--- Data provided ---
__________
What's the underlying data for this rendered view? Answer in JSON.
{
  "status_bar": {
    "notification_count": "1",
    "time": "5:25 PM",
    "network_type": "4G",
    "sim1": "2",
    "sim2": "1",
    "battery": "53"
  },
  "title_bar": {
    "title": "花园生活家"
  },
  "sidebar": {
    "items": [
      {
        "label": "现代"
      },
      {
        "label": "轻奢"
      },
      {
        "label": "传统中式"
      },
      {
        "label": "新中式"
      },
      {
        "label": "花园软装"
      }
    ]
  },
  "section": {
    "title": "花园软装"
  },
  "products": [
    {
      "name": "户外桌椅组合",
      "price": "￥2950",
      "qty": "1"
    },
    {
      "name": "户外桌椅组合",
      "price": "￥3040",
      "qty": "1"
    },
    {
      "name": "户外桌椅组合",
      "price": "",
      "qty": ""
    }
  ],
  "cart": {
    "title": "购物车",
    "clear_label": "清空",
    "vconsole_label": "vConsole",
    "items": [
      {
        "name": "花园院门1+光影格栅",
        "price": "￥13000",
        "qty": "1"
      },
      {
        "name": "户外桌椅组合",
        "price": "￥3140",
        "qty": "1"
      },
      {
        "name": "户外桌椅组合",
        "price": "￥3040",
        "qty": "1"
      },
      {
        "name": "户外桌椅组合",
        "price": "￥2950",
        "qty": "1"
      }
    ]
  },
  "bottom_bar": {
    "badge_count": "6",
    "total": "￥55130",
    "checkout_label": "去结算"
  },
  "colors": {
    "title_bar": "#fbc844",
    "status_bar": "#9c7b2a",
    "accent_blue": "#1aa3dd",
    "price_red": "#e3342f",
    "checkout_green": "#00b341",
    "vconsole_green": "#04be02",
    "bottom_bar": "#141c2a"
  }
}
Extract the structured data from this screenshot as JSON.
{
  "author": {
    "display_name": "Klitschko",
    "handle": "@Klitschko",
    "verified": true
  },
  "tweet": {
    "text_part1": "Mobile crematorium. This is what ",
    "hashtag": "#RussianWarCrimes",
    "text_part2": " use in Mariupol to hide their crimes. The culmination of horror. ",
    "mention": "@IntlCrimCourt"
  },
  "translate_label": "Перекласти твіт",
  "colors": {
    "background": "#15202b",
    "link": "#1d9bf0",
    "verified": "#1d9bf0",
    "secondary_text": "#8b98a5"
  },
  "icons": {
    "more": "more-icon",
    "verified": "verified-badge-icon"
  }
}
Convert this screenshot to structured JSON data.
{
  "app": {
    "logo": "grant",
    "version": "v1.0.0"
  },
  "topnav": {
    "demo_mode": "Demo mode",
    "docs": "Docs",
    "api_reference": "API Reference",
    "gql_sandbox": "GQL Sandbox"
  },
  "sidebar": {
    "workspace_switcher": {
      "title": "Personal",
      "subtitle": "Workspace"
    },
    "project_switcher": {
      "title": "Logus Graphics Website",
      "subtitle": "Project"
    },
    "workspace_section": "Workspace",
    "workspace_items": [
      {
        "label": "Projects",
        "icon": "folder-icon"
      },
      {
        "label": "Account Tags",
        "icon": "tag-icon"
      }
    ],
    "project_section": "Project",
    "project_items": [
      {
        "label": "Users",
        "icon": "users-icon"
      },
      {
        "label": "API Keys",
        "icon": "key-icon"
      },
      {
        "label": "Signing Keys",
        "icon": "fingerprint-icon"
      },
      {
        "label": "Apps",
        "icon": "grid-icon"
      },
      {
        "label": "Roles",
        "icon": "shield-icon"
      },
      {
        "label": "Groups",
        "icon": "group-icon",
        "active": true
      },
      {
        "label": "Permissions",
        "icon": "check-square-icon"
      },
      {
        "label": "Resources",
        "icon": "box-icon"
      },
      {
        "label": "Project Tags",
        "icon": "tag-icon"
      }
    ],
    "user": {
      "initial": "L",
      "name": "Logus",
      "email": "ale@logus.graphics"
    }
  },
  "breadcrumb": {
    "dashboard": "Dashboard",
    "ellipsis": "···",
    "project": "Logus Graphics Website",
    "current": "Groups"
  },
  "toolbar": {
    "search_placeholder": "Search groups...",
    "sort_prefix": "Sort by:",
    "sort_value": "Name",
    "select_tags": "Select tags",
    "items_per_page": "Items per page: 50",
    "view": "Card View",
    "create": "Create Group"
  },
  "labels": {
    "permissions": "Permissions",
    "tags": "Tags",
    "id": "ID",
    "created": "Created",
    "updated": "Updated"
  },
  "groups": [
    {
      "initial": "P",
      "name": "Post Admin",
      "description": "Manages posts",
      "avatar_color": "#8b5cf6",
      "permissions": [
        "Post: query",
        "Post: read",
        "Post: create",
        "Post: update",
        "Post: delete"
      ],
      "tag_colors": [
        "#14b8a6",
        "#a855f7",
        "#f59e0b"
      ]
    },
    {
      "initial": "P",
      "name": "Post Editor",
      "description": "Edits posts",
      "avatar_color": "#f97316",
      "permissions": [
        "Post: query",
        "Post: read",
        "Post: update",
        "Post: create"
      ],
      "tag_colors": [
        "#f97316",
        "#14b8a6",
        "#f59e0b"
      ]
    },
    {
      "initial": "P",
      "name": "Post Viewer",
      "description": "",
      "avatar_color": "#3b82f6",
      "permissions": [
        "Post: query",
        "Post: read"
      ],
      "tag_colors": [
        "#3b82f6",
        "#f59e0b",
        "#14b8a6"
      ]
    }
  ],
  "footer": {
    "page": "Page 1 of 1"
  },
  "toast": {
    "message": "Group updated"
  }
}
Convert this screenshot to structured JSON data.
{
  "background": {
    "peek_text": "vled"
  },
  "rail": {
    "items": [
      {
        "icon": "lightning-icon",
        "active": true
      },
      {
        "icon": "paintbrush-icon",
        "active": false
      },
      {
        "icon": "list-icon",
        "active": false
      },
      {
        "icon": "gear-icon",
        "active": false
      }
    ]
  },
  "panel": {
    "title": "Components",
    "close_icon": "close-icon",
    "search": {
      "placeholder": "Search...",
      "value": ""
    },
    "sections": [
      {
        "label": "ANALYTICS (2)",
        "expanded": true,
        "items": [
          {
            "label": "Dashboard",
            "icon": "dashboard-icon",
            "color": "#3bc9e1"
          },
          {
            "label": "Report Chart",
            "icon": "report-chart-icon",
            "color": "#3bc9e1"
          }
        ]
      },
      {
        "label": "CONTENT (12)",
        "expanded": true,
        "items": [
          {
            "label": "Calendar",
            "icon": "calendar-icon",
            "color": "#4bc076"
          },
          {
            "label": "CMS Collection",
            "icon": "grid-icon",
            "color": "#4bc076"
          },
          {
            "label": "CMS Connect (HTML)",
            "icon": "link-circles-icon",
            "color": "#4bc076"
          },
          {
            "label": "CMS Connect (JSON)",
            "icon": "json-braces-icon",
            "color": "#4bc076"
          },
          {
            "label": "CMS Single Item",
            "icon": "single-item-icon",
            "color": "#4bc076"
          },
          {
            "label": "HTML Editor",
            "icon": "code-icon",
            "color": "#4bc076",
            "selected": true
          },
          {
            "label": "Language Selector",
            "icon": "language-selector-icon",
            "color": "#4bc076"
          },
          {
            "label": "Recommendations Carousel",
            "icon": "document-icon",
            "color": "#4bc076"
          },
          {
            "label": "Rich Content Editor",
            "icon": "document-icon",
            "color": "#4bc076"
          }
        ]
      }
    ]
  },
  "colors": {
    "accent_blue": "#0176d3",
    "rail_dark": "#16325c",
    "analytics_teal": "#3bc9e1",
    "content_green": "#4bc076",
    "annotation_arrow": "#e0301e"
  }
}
__________
Exactly as written, please output every entry.

--- Answer to the problem ---
What's the underlying data for this rendered view? Answer in JSON.
{
  "status_bar": {
    "notification_count": "1",
    "time": "5:25 PM",
    "network_type": "4G",
    "sim1": "2",
    "sim2": "1",
    "battery": "53"
  },
  "title_bar": {
    "title": "花园生活家"
  },
  "sidebar": {
    "items": [
      {
        "label": "现代"
      },
      {
        "label": "轻奢"
      },
      {
        "label": "传统中式"
      },
      {
        "label": "新中式"
      },
      {
        "label": "花园软装"
      }
    ]
  },
  "section": {
    "title": "花园软装"
  },
  "products": [
    {
      "name": "户外桌椅组合",
      "price": "￥2950",
      "qty": "1"
    },
    {
      "name": "户外桌椅组合",
      "price": "￥3040",
      "qty": "1"
    },
    {
      "name": "户外桌椅组合",
      "price": "",
      "qty": ""
    }
  ],
  "cart": {
    "title": "购物车",
    "clear_label": "清空",
    "vconsole_label": "vConsole",
    "items": [
      {
        "name": "花园院门1+光影格栅",
        "price": "￥13000",
        "qty": "1"
      },
      {
        "name": "户外桌椅组合",
        "price": "￥3140",
        "qty": "1"
      },
      {
        "name": "户外桌椅组合",
        "price": "￥3040",
        "qty": "1"
      },
      {
        "name": "户外桌椅组合",
        "price": "￥2950",
        "qty": "1"
      }
    ]
  },
  "bottom_bar": {
    "badge_count": "6",
    "total": "￥55130",
    "checkout_label": "去结算"
  },
  "colors": {
    "title_bar": "#fbc844",
    "status_bar": "#9c7b2a",
    "accent_blue": "#1aa3dd",
    "price_red": "#e3342f",
    "checkout_green": "#00b341",
    "vconsole_green": "#04be02",
    "bottom_bar": "#141c2a"
  }
}
Extract the structured data from this screenshot as JSON.
{
  "author": {
    "display_name": "Klitschko",
    "handle": "@Klitschko",
    "verified": true
  },
  "tweet": {
    "text_part1": "Mobile crematorium. This is what ",
    "hashtag": "#RussianWarCrimes",
    "text_part2": " use in Mariupol to hide their crimes. The culmination of horror. ",
    "mention": "@IntlCrimCourt"
  },
  "translate_label": "Перекласти твіт",
  "colors": {
    "background": "#15202b",
    "link": "#1d9bf0",
    "verified": "#1d9bf0",
    "secondary_text": "#8b98a5"
  },
  "icons": {
    "more": "more-icon",
    "verified": "verified-badge-icon"
  }
}
Convert this screenshot to structured JSON data.
{
  "app": {
    "logo": "grant",
    "version": "v1.0.0"
  },
  "topnav": {
    "demo_mode": "Demo mode",
    "docs": "Docs",
    "api_reference": "API Reference",
    "gql_sandbox": "GQL Sandbox"
  },
  "sidebar": {
    "workspace_switcher": {
      "title": "Personal",
      "subtitle": "Workspace"
    },
    "project_switcher": {
      "title": "Logus Graphics Website",
      "subtitle": "Project"
    },
    "workspace_section": "Workspace",
    "workspace_items": [
      {
        "label": "Projects",
        "icon": "folder-icon"
      },
      {
        "label": "Account Tags",
        "icon": "tag-icon"
      }
    ],
    "project_section": "Project",
    "project_items": [
      {
        "label": "Users",
        "icon": "users-icon"
      },
      {
        "label": "API Keys",
        "icon": "key-icon"
      },
      {
        "label": "Signing Keys",
        "icon": "fingerprint-icon"
      },
      {
        "label": "Apps",
        "icon": "grid-icon"
      },
      {
        "label": "Roles",
        "icon": "shield-icon"
      },
      {
        "label": "Groups",
        "icon": "group-icon",
        "active": true
      },
      {
        "label": "Permissions",
        "icon": "check-square-icon"
      },
      {
        "label": "Resources",
        "icon": "box-icon"
      },
      {
        "label": "Project Tags",
        "icon": "tag-icon"
      }
    ],
    "user": {
      "initial": "L",
      "name": "Logus",
      "email": "ale@logus.graphics"
    }
  },
  "breadcrumb": {
    "dashboard": "Dashboard",
    "ellipsis": "···",
    "project": "Logus Graphics Website",
    "current": "Groups"
  },
  "toolbar": {
    "search_placeholder": "Search groups...",
    "sort_prefix": "Sort by:",
    "sort_value": "Name",
    "select_tags": "Select tags",
    "items_per_page": "Items per page: 50",
    "view": "Card View",
    "create": "Create Group"
  },
  "labels": {
    "permissions": "Permissions",
    "tags": "Tags",
    "id": "ID",
    "created": "Created",
    "updated": "Updated"
  },
  "groups": [
    {
      "initial": "P",
      "name": "Post Admin",
      "description": "Manages posts",
      "avatar_color": "#8b5cf6",
      "permissions": [
        "Post: query",
        "Post: read",
        "Post: create",
        "Post: update",
        "Post: delete"
      ],
      "tag_colors": [
        "#14b8a6",
        "#a855f7",
        "#f59e0b"
      ]
    },
    {
      "initial": "P",
      "name": "Post Editor",
      "description": "Edits posts",
      "avatar_color": "#f97316",
      "permissions": [
        "Post: query",
        "Post: read",
        "Post: update",
        "Post: create"
      ],
      "tag_colors": [
        "#f97316",
        "#14b8a6",
        "#f59e0b"
      ]
    },
    {
      "initial": "P",
      "name": "Post Viewer",
      "description": "",
      "avatar_color": "#3b82f6",
      "permissions": [
        "Post: query",
        "Post: read"
      ],
      "tag_colors": [
        "#3b82f6",
        "#f59e0b",
        "#14b8a6"
      ]
    }
  ],
  "footer": {
    "page": "Page 1 of 1"
  },
  "toast": {
    "message": "Group updated"
  }
}
Convert this screenshot to structured JSON data.
{
  "background": {
    "peek_text": "vled"
  },
  "rail": {
    "items": [
      {
        "icon": "lightning-icon",
        "active": true
      },
      {
        "icon": "paintbrush-icon",
        "active": false
      },
      {
        "icon": "list-icon",
        "active": false
      },
      {
        "icon": "gear-icon",
        "active": false
      }
    ]
  },
  "panel": {
    "title": "Components",
    "close_icon": "close-icon",
    "search": {
      "placeholder": "Search...",
      "value": ""
    },
    "sections": [
      {
        "label": "ANALYTICS (2)",
        "expanded": true,
        "items": [
          {
            "label": "Dashboard",
            "icon": "dashboard-icon",
            "color": "#3bc9e1"
          },
          {
            "label": "Report Chart",
            "icon": "report-chart-icon",
            "color": "#3bc9e1"
          }
        ]
      },
      {
        "label": "CONTENT (12)",
        "expanded": true,
        "items": [
          {
            "label": "Calendar",
            "icon": "calendar-icon",
            "color": "#4bc076"
          },
          {
            "label": "CMS Collection",
            "icon": "grid-icon",
            "color": "#4bc076"
          },
          {
            "label": "CMS Connect (HTML)",
            "icon": "link-circles-icon",
            "color": "#4bc076"
          },
          {
            "label": "CMS Connect (JSON)",
            "icon": "json-braces-icon",
            "color": "#4bc076"
          },
          {
            "label": "CMS Single Item",
            "icon": "single-item-icon",
            "color": "#4bc076"
          },
          {
            "label": "HTML Editor",
            "icon": "code-icon",
            "color": "#4bc076",
            "selected": true
          },
          {
            "label": "Language Selector",
            "icon": "language-selector-icon",
            "color": "#4bc076"
          },
          {
            "label": "Recommendations Carousel",
            "icon": "document-icon",
            "color": "#4bc076"
          },
          {
            "label": "Rich Content Editor",
            "icon": "document-icon",
            "color": "#4bc076"
          }
        ]
      }
    ]
  },
  "colors": {
    "accent_blue": "#0176d3",
    "rail_dark": "#16325c",
    "analytics_teal": "#3bc9e1",
    "content_green": "#4bc076",
    "annotation_arrow": "#e0301e"
  }
}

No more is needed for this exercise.